**GOAL OF THE EXERCISE:** Repeat each entry in full, exactly.

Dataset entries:

---------------

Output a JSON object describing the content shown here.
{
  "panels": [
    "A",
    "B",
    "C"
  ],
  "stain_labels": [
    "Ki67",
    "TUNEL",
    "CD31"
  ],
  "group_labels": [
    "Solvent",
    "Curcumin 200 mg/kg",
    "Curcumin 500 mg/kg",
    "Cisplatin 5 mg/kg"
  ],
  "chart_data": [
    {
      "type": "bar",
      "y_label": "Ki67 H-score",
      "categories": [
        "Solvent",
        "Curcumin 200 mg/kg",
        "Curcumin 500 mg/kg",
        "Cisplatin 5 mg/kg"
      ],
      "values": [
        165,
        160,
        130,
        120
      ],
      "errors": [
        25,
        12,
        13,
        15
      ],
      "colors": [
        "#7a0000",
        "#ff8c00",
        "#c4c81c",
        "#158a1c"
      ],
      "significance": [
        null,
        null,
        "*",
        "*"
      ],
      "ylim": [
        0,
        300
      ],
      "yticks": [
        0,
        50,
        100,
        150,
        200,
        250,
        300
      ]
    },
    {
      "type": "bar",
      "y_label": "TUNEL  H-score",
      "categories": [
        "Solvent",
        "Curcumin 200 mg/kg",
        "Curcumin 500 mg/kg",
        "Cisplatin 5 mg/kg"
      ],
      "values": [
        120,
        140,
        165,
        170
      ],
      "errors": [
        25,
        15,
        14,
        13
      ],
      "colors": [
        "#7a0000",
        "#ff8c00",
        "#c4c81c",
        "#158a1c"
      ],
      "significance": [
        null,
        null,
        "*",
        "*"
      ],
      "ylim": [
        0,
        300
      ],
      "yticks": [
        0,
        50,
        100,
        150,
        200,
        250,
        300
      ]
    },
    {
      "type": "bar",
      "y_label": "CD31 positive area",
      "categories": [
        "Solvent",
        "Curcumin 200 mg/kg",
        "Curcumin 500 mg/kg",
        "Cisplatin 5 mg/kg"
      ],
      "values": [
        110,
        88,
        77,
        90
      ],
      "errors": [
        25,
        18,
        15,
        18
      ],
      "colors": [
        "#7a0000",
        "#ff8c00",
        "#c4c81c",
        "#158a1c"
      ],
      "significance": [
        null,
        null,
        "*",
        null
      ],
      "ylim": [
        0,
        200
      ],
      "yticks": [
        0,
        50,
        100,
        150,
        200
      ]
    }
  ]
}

---------------

**FULL RESPONSE:**
Output a JSON object describing the content shown here.
{
  "panels": [
    "A",
    "B",
    "C"
  ],
  "stain_labels": [
    "Ki67",
    "TUNEL",
    "CD31"
  ],
  "group_labels": [
    "Solvent",
    "Curcumin 200 mg/kg",
    "Curcumin 500 mg/kg",
    "Cisplatin 5 mg/kg"
  ],
  "chart_data": [
    {
      "type": "bar",
      "y_label": "Ki67 H-score",
      "categories": [
        "Solvent",
        "Curcumin 200 mg/kg",
        "Curcumin 500 mg/kg",
        "Cisplatin 5 mg/kg"
      ],
      "values": [
        165,
        160,
        130,
        120
      ],
      "errors": [
        25,
        12,
        13,
        15
      ],
      "colors": [
        "#7a0000",
        "#ff8c00",
        "#c4c81c",
        "#158a1c"
      ],
      "significance": [
        null,
        null,
        "*",
        "*"
      ],
      "ylim": [
        0,
        300
      ],
      "yticks": [
        0,
        50,
        100,
        150,
        200,
        250,
        300
      ]
    },
    {
      "type": "bar",
      "y_label": "TUNEL  H-score",
      "categories": [
        "Solvent",
        "Curcumin 200 mg/kg",
        "Curcumin 500 mg/kg",
        "Cisplatin 5 mg/kg"
      ],
      "values": [
        120,
        140,
        165,
        170
      ],
      "errors": [
        25,
        15,
        14,
        13
      ],
      "colors": [
        "#7a0000",
        "#ff8c00",
        "#c4c81c",
        "#158a1c"
      ],
      "significance": [
        null,
        null,
        "*",
        "*"
      ],
      "ylim": [
        0,
        300
      ],
      "yticks": [
        0,
        50,
        100,
        150,
        200,
        250,
        300
      ]
    },
    {
      "type": "bar",
      "y_label": "CD31 positive area",
      "categories": [
        "Solvent",
        "Curcumin 200 mg/kg",
        "Curcumin 500 mg/kg",
        "Cisplatin 5 mg/kg"
      ],
      "values": [
        110,
        88,
        77,
        90
      ],
      "errors": [
        25,
        18,
        15,
        18
      ],
      "colors": [
        "#7a0000",
        "#ff8c00",
        "#c4c81c",
        "#158a1c"
      ],
      "significance": [
        null,
        null,
        "*",
        null
      ],
      "ylim": [
        0,
        200
      ],
      "yticks": [
        0,
        50,
        100,
        150,
        200
      ]
    }
  ]
}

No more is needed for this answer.